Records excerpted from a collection
______________________________
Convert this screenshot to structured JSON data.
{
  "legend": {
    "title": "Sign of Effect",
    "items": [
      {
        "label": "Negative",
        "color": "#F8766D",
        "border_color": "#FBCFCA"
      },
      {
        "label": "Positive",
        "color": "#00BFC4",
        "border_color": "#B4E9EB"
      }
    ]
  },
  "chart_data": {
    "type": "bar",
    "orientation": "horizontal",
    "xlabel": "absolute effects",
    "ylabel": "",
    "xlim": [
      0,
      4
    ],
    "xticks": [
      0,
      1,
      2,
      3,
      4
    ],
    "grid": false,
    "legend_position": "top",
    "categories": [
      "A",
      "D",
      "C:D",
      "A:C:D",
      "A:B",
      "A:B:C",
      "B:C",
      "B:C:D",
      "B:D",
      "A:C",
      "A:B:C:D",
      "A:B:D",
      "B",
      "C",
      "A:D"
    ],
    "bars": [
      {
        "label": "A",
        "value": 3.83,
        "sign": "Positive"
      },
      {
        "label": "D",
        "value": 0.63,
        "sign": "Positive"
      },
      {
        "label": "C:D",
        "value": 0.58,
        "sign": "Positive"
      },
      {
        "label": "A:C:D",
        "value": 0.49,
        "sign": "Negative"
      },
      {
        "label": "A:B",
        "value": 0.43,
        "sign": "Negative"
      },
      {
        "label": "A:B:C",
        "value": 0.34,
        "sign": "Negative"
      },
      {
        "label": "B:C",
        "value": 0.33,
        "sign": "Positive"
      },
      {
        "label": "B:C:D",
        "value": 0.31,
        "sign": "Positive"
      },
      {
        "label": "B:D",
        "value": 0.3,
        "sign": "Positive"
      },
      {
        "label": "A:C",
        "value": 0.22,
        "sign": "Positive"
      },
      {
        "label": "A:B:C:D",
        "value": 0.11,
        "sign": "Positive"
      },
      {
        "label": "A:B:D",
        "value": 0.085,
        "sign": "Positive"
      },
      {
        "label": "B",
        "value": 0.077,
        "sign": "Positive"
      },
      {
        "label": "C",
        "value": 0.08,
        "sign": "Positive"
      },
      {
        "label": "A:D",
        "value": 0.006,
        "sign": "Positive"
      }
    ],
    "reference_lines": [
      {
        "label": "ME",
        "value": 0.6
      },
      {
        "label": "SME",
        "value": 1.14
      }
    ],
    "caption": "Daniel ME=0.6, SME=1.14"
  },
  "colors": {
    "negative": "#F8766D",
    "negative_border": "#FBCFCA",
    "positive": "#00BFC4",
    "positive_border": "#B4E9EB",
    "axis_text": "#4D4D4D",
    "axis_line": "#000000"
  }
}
______________________________
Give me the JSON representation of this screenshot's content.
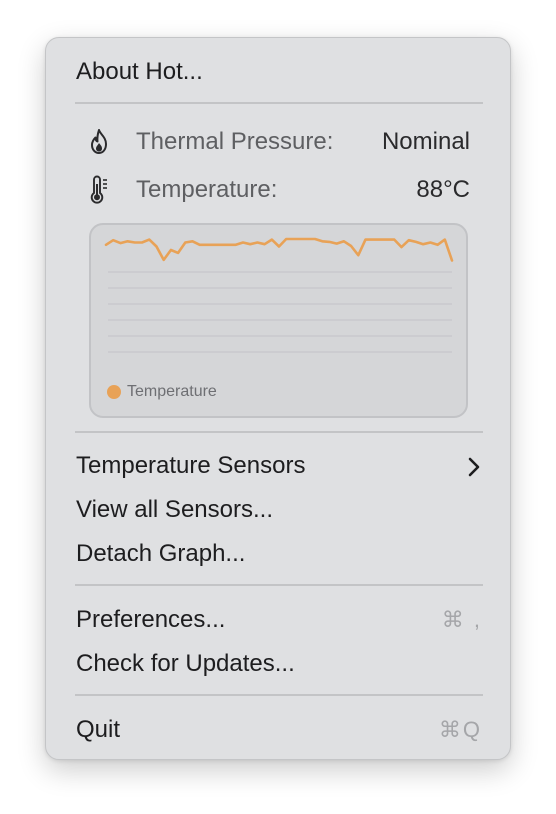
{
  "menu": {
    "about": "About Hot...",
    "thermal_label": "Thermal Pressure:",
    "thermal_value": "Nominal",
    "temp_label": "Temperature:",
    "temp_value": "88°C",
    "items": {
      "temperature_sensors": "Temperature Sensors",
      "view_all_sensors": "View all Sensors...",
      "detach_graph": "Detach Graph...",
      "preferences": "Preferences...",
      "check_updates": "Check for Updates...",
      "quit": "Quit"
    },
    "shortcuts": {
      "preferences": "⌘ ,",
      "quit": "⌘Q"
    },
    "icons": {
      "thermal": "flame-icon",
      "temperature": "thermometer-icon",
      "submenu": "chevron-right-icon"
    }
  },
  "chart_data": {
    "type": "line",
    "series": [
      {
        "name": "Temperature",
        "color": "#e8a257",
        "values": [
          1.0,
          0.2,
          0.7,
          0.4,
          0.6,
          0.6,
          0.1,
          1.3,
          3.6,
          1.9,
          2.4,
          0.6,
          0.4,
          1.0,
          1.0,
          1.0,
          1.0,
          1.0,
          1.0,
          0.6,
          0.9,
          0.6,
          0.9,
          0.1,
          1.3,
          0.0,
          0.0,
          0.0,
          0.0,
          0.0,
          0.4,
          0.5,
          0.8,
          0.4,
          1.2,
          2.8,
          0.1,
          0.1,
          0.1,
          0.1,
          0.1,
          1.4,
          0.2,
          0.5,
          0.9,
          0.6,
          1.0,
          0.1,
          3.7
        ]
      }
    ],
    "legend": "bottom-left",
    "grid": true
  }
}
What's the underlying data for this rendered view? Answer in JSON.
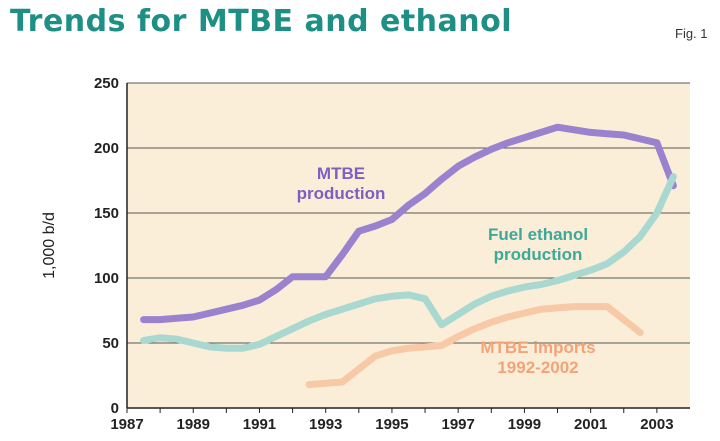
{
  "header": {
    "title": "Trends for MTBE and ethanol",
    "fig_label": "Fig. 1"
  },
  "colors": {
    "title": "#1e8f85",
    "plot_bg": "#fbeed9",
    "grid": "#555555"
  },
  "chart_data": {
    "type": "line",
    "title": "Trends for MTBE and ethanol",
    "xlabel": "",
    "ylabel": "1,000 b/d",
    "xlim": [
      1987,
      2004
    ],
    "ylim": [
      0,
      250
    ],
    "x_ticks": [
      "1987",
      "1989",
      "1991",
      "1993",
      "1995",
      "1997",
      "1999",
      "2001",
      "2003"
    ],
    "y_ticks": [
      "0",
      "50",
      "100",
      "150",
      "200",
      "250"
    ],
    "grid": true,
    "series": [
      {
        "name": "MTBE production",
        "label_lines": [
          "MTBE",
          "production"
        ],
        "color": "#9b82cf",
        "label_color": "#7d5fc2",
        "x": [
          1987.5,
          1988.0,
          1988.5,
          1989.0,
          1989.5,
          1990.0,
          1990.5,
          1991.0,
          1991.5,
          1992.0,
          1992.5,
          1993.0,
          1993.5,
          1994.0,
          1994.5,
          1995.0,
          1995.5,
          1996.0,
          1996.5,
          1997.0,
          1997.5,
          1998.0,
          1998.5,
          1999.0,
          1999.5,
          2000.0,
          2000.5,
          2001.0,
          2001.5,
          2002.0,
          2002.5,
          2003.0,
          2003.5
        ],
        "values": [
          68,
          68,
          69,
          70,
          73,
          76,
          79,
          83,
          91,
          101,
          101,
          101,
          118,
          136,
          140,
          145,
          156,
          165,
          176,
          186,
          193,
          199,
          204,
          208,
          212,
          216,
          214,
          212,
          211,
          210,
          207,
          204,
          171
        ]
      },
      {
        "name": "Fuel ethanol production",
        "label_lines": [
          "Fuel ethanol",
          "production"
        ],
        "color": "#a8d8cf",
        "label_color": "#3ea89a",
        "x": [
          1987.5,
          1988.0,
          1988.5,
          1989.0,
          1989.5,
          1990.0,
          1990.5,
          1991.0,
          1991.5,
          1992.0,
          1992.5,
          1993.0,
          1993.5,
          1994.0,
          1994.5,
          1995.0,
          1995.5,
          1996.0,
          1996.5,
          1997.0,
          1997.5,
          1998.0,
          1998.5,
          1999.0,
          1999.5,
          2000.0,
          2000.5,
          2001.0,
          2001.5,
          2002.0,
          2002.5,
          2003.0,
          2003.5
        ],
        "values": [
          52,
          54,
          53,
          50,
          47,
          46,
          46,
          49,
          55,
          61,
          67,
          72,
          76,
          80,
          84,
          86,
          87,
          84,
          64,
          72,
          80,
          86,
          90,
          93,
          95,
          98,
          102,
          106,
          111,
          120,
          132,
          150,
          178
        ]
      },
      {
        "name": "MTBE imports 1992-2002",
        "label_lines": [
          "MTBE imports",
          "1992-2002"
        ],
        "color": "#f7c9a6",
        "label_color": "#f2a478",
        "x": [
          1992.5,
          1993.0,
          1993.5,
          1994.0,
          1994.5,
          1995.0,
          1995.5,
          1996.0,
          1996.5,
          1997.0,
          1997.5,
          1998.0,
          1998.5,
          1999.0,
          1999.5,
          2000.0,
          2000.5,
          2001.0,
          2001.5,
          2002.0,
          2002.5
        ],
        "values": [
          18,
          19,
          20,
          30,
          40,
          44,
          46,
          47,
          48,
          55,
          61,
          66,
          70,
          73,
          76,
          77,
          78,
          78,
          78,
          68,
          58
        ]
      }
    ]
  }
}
______________________________
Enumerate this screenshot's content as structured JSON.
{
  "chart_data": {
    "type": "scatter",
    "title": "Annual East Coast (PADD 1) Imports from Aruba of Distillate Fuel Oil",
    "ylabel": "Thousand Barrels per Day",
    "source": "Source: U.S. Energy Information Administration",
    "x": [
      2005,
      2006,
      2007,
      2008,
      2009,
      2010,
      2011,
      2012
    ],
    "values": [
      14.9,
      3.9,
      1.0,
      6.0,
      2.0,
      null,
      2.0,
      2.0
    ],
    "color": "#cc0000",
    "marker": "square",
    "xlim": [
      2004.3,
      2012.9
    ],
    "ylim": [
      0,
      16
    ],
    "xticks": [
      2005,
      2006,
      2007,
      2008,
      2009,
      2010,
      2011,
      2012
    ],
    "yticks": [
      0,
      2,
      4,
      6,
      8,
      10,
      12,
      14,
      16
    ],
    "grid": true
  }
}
______________________________
▶ [Required work]:
Copy every line that contains the string "content".

▶ [Task solution]:
Give me the JSON representation of this screenshot's content.
Enumerate this screenshot's content as structured JSON.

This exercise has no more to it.